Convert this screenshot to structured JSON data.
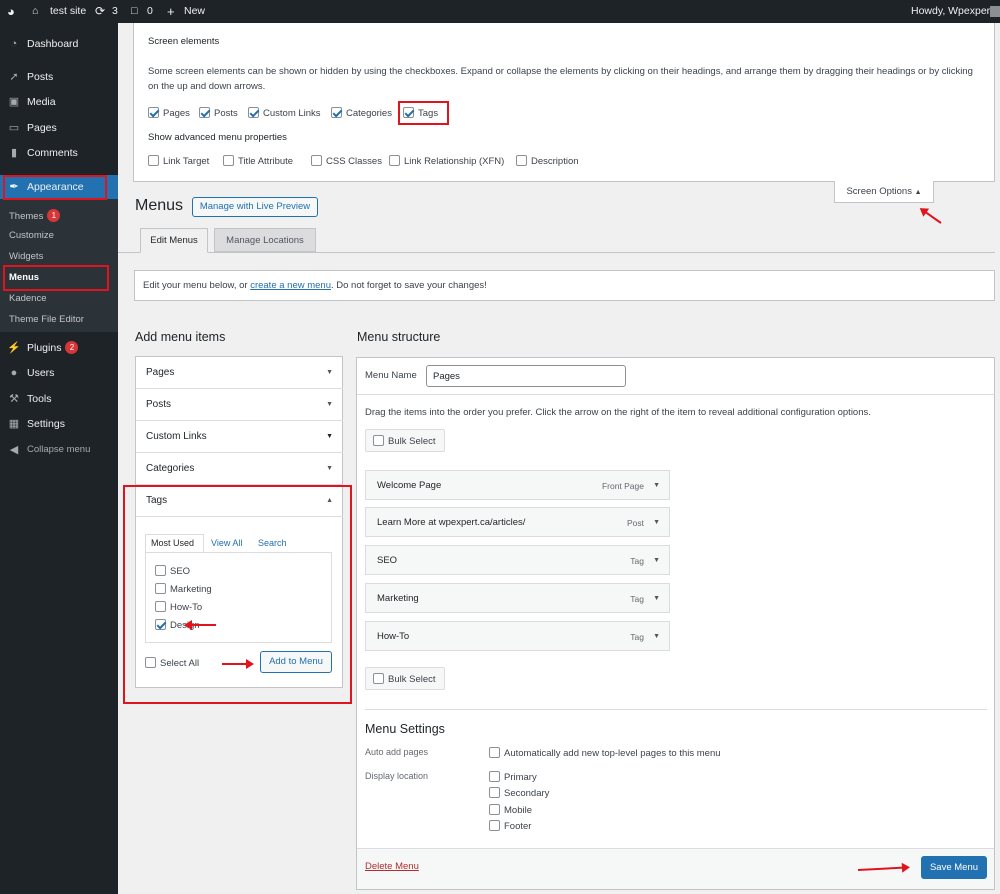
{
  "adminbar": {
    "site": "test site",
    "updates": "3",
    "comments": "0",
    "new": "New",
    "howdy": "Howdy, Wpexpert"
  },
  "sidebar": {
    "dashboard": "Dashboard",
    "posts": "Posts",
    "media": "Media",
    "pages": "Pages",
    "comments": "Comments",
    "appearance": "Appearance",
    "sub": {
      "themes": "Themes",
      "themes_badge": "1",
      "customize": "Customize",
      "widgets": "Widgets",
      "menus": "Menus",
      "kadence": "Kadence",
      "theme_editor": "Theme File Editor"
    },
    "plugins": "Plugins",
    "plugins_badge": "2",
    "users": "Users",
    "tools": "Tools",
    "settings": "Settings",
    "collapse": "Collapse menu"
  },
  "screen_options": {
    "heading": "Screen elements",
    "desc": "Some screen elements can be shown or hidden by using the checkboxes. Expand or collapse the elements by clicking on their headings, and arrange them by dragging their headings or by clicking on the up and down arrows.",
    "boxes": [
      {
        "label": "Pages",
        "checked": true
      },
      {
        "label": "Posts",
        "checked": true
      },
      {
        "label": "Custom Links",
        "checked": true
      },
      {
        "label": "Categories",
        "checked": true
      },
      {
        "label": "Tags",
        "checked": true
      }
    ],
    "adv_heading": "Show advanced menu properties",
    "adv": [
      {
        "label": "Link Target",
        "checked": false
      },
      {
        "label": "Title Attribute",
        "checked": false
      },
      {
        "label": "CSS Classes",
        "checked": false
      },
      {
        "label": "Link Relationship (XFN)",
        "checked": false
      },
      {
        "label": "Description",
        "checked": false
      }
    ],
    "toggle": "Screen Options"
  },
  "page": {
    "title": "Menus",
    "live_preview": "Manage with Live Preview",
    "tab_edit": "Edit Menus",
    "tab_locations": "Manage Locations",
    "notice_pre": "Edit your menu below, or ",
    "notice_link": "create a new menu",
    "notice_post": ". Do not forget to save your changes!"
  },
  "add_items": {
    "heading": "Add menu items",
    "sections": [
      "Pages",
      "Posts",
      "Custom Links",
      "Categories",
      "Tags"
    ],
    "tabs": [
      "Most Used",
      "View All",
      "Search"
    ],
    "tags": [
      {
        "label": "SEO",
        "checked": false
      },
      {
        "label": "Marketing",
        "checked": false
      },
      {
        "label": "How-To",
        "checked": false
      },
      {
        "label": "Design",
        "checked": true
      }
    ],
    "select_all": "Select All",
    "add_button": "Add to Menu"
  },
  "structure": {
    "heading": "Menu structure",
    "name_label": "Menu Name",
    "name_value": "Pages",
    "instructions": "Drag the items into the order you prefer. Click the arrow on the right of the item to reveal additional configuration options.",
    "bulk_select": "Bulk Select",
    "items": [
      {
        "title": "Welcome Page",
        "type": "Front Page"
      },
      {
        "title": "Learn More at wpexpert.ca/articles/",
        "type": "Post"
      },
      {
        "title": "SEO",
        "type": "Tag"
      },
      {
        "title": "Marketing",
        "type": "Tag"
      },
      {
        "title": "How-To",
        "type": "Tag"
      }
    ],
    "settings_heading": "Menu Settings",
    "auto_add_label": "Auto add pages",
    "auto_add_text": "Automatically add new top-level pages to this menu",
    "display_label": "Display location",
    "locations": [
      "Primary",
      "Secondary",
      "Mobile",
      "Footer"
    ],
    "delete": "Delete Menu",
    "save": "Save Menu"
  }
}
━━━━
▶ **PROBLEM STATEMENT**
Do not copy the pictures, but repeat every line exactly.

▶ **OUTPUT OF THE EXERCISE**
Convert this screenshot to structured JSON data.
{
  "adminbar": {
    "site": "test site",
    "updates": "3",
    "comments": "0",
    "new": "New",
    "howdy": "Howdy, Wpexpert"
  },
  "sidebar": {
    "dashboard": "Dashboard",
    "posts": "Posts",
    "media": "Media",
    "pages": "Pages",
    "comments": "Comments",
    "appearance": "Appearance",
    "sub": {
      "themes": "Themes",
      "themes_badge": "1",
      "customize": "Customize",
      "widgets": "Widgets",
      "menus": "Menus",
      "kadence": "Kadence",
      "theme_editor": "Theme File Editor"
    },
    "plugins": "Plugins",
    "plugins_badge": "2",
    "users": "Users",
    "tools": "Tools",
    "settings": "Settings",
    "collapse": "Collapse menu"
  },
  "screen_options": {
    "heading": "Screen elements",
    "desc": "Some screen elements can be shown or hidden by using the checkboxes. Expand or collapse the elements by clicking on their headings, and arrange them by dragging their headings or by clicking on the up and down arrows.",
    "boxes": [
      {
        "label": "Pages",
        "checked": true
      },
      {
        "label": "Posts",
        "checked": true
      },
      {
        "label": "Custom Links",
        "checked": true
      },
      {
        "label": "Categories",
        "checked": true
      },
      {
        "label": "Tags",
        "checked": true
      }
    ],
    "adv_heading": "Show advanced menu properties",
    "adv": [
      {
        "label": "Link Target",
        "checked": false
      },
      {
        "label": "Title Attribute",
        "checked": false
      },
      {
        "label": "CSS Classes",
        "checked": false
      },
      {
        "label": "Link Relationship (XFN)",
        "checked": false
      },
      {
        "label": "Description",
        "checked": false
      }
    ],
    "toggle": "Screen Options"
  },
  "page": {
    "title": "Menus",
    "live_preview": "Manage with Live Preview",
    "tab_edit": "Edit Menus",
    "tab_locations": "Manage Locations",
    "notice_pre": "Edit your menu below, or ",
    "notice_link": "create a new menu",
    "notice_post": ". Do not forget to save your changes!"
  },
  "add_items": {
    "heading": "Add menu items",
    "sections": [
      "Pages",
      "Posts",
      "Custom Links",
      "Categories",
      "Tags"
    ],
    "tabs": [
      "Most Used",
      "View All",
      "Search"
    ],
    "tags": [
      {
        "label": "SEO",
        "checked": false
      },
      {
        "label": "Marketing",
        "checked": false
      },
      {
        "label": "How-To",
        "checked": false
      },
      {
        "label": "Design",
        "checked": true
      }
    ],
    "select_all": "Select All",
    "add_button": "Add to Menu"
  },
  "structure": {
    "heading": "Menu structure",
    "name_label": "Menu Name",
    "name_value": "Pages",
    "instructions": "Drag the items into the order you prefer. Click the arrow on the right of the item to reveal additional configuration options.",
    "bulk_select": "Bulk Select",
    "items": [
      {
        "title": "Welcome Page",
        "type": "Front Page"
      },
      {
        "title": "Learn More at wpexpert.ca/articles/",
        "type": "Post"
      },
      {
        "title": "SEO",
        "type": "Tag"
      },
      {
        "title": "Marketing",
        "type": "Tag"
      },
      {
        "title": "How-To",
        "type": "Tag"
      }
    ],
    "settings_heading": "Menu Settings",
    "auto_add_label": "Auto add pages",
    "auto_add_text": "Automatically add new top-level pages to this menu",
    "display_label": "Display location",
    "locations": [
      "Primary",
      "Secondary",
      "Mobile",
      "Footer"
    ],
    "delete": "Delete Menu",
    "save": "Save Menu"
  }
}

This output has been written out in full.